* START Given entries *

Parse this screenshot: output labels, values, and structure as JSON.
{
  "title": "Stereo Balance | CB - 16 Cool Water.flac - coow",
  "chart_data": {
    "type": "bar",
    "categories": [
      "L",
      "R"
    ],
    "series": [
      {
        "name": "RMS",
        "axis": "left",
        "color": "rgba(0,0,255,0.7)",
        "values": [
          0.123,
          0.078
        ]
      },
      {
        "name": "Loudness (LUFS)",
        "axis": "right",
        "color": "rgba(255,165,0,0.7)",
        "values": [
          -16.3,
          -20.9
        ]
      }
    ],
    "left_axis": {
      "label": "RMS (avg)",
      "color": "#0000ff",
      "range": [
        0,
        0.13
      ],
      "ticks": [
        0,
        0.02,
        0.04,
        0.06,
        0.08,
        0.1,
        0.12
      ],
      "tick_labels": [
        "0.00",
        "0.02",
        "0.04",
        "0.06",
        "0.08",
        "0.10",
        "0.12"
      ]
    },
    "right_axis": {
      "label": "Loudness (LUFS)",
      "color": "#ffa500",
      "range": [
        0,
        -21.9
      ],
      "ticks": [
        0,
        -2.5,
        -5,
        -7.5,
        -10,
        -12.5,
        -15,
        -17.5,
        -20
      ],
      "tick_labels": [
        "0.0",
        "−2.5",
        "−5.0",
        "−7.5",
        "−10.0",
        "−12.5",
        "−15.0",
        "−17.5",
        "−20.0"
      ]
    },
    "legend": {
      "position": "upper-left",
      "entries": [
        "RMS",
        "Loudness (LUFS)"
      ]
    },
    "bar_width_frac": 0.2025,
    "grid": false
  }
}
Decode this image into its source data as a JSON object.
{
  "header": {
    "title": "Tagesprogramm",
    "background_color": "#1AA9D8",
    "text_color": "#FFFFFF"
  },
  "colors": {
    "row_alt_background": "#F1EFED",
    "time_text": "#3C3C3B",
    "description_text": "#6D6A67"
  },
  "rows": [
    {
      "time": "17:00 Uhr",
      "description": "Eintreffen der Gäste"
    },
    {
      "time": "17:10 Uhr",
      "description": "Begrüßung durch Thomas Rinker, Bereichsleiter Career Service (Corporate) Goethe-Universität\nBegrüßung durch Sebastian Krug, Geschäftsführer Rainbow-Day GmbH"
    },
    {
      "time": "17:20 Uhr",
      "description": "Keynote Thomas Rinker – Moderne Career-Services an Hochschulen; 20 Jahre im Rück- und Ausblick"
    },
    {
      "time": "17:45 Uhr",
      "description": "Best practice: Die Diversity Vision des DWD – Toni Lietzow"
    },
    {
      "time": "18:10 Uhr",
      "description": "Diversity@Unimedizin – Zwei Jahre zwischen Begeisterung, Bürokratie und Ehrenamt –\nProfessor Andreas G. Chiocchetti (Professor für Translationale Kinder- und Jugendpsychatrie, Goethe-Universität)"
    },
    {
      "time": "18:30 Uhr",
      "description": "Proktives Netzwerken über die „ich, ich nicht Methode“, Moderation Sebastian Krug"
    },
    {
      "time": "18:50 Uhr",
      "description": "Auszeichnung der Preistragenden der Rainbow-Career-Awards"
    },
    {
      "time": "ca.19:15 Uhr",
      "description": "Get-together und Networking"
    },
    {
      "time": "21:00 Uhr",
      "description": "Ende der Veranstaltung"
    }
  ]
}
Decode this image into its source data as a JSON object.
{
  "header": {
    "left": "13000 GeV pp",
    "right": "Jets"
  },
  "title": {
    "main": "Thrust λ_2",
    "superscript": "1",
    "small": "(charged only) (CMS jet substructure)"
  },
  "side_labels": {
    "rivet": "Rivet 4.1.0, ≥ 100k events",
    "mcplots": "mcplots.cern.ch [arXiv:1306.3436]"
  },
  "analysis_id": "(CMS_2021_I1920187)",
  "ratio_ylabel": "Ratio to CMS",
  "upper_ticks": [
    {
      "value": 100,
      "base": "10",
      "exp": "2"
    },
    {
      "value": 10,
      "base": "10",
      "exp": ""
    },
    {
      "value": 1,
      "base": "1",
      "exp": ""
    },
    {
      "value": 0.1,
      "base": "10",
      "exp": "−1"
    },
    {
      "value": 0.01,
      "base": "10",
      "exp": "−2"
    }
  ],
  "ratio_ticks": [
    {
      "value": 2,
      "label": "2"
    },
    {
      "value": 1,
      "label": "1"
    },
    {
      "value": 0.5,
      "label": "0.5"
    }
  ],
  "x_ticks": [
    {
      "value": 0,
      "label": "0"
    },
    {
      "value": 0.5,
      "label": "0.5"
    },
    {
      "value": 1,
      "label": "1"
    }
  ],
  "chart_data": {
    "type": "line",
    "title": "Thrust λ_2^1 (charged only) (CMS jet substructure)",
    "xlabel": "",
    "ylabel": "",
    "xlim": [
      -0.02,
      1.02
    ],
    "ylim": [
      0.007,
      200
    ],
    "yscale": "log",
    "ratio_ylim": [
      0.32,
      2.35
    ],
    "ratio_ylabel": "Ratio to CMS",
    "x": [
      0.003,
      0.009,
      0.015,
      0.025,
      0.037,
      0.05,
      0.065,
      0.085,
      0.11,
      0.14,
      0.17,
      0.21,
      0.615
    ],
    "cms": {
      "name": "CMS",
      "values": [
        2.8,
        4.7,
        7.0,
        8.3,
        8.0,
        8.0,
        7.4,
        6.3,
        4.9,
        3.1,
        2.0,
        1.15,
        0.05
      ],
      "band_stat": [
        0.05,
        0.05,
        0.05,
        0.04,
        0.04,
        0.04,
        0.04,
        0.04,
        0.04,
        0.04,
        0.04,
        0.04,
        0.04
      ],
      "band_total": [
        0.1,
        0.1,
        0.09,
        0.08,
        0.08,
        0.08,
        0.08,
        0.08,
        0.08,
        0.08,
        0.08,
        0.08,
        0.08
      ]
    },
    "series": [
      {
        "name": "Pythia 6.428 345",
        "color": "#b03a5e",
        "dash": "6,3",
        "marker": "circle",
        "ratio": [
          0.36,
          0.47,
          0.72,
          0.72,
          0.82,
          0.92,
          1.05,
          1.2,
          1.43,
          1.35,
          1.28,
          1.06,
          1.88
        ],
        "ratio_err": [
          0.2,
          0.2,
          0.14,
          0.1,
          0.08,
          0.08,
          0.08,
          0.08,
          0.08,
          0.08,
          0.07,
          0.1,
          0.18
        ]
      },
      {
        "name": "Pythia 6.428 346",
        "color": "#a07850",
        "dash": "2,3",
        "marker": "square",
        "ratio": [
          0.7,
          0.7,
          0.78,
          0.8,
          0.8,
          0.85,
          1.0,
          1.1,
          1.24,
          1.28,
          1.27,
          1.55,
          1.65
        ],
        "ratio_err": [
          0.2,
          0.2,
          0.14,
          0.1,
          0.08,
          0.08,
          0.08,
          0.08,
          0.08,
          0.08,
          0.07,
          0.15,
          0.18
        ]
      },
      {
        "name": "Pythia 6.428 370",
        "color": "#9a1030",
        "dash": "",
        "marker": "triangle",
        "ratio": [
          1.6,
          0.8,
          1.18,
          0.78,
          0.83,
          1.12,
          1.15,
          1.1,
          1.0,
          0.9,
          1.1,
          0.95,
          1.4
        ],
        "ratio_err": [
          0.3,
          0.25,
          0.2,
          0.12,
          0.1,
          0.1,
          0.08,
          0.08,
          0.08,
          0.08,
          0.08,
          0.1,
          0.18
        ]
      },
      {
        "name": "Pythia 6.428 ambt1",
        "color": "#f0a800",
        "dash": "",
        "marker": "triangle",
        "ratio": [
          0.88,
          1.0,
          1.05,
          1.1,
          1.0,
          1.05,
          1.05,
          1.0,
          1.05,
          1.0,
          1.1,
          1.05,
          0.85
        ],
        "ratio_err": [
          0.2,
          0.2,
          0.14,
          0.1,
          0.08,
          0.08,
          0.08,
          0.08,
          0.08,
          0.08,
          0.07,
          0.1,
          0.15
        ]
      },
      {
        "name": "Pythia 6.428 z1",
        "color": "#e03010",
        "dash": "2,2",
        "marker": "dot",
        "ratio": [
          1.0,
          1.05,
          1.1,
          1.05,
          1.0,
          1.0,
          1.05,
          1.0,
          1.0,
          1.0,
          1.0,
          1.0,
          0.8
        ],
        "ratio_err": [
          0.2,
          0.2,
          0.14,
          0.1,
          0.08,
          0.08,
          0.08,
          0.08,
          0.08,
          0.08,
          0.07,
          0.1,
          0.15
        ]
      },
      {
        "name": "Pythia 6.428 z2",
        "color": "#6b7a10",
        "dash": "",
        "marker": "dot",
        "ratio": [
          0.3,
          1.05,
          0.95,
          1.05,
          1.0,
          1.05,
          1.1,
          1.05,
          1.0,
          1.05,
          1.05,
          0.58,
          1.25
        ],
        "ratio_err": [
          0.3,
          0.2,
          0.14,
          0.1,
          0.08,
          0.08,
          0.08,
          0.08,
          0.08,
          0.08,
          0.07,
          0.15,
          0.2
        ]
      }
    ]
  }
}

* END Given entries *

• Aim of the task: Lines containing the string "only" should be counted; reply with their number and nothing more.

• Finished exercise: 2